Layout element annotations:
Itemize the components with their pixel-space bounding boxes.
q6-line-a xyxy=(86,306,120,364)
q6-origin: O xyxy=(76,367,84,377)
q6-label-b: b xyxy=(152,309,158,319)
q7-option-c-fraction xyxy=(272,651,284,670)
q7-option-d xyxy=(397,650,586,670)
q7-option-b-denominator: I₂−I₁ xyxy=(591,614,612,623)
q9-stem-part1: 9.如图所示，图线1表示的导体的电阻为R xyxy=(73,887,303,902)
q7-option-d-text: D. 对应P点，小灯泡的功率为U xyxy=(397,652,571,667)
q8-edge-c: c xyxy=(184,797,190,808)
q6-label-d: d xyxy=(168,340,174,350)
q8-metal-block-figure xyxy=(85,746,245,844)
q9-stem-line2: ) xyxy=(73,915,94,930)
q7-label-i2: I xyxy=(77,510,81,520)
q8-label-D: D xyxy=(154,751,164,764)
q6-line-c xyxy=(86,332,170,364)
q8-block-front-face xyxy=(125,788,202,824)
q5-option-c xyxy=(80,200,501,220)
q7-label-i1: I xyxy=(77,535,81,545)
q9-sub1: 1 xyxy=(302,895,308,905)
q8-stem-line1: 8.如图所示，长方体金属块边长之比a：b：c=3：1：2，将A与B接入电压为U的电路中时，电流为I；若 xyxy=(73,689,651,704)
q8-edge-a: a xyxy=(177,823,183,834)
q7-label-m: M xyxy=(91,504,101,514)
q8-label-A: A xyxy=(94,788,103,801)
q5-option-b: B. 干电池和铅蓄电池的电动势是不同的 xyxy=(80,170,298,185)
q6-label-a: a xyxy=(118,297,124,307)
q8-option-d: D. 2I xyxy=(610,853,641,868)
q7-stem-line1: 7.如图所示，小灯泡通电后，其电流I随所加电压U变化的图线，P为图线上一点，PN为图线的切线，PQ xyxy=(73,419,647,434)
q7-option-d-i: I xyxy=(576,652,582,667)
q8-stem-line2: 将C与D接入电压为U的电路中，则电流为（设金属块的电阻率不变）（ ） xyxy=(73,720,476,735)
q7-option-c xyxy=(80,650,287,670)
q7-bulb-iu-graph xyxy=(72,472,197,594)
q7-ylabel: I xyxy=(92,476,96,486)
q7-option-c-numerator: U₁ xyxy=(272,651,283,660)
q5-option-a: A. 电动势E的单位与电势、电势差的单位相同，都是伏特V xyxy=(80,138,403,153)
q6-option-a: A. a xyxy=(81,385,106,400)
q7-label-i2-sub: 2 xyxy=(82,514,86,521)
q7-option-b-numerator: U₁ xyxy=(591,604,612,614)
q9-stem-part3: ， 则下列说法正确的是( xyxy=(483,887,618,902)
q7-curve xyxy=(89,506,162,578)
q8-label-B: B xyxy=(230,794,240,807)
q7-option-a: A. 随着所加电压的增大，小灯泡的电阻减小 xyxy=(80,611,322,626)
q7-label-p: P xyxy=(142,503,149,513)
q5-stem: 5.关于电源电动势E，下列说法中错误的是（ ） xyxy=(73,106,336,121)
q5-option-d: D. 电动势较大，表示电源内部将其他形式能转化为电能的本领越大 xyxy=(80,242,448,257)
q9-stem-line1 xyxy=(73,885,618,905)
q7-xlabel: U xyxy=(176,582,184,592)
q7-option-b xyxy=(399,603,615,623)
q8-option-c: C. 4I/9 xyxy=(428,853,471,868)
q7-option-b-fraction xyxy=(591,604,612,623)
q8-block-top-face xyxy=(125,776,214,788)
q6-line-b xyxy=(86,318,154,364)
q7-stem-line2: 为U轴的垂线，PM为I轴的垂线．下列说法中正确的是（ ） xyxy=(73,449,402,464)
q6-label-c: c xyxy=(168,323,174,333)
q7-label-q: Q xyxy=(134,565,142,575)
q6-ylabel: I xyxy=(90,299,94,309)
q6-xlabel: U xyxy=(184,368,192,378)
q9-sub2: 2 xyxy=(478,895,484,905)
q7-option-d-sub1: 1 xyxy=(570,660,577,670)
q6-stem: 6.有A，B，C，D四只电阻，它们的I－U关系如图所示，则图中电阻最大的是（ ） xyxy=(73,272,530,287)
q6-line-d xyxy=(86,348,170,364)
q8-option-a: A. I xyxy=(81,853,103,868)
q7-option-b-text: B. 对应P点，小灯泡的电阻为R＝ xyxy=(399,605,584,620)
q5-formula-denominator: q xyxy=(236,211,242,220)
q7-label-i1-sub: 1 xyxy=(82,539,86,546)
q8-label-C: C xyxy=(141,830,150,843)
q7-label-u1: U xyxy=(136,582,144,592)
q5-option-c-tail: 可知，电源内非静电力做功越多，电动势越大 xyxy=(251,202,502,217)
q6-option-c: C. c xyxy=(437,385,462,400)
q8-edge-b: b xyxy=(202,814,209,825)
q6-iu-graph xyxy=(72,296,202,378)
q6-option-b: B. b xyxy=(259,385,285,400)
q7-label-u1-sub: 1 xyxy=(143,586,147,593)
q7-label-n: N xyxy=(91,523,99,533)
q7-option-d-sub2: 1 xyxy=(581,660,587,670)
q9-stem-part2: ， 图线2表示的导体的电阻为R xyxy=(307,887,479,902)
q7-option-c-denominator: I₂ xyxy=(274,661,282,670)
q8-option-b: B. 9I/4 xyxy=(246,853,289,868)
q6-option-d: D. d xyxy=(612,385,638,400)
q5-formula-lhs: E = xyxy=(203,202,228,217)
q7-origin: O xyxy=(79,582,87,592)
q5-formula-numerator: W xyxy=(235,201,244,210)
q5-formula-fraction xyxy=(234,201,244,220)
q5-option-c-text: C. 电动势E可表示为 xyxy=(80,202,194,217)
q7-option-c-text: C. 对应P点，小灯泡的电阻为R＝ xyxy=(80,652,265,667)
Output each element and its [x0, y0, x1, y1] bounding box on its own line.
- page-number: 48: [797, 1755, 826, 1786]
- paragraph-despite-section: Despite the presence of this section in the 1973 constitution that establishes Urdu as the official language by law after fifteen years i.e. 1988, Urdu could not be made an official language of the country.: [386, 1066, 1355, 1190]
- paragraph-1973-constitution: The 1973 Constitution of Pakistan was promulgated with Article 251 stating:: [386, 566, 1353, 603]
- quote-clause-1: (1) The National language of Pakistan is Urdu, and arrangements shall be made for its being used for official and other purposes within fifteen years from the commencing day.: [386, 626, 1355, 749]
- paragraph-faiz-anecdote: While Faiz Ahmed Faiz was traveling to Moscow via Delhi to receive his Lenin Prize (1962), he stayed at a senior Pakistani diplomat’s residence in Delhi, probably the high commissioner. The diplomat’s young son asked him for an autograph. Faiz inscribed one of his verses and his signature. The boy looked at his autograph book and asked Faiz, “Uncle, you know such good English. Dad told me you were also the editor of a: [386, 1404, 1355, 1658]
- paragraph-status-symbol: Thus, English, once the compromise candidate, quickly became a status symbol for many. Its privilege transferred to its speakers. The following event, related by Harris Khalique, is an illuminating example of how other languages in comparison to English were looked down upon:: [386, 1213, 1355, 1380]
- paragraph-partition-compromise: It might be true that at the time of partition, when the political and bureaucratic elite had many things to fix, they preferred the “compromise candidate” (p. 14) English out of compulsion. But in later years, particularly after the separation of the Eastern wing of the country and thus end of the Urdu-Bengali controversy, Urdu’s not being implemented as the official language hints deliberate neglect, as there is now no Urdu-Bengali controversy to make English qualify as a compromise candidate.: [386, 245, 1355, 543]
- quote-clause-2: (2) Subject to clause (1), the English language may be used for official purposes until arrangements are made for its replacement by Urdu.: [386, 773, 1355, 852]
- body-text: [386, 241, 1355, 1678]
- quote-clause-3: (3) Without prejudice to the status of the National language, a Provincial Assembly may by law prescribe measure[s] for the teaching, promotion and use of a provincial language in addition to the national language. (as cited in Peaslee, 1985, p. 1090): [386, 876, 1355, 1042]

- [WHAT YOU WILL DO]: Lay out the records from the start through the line containing "q9-stem-part1: 9.如图所示，图线1表示的导体的电阻为R xyxy=(73,887,303,902)" as a JSON list of strings, one string per line, leaving out blank lines.

- [RESPONSE TO THE TASK]:
[
  "Itemize the components with their pixel-space bounding boxes.",
  "q6-line-a xyxy=(86,306,120,364)",
  "q6-origin: O xyxy=(76,367,84,377)",
  "q6-label-b: b xyxy=(152,309,158,319)",
  "q7-option-c-fraction xyxy=(272,651,284,670)",
  "q7-option-d xyxy=(397,650,586,670)",
  "q7-option-b-denominator: I₂−I₁ xyxy=(591,614,612,623)",
  "q9-stem-part1: 9.如图所示，图线1表示的导体的电阻为R xyxy=(73,887,303,902)"
]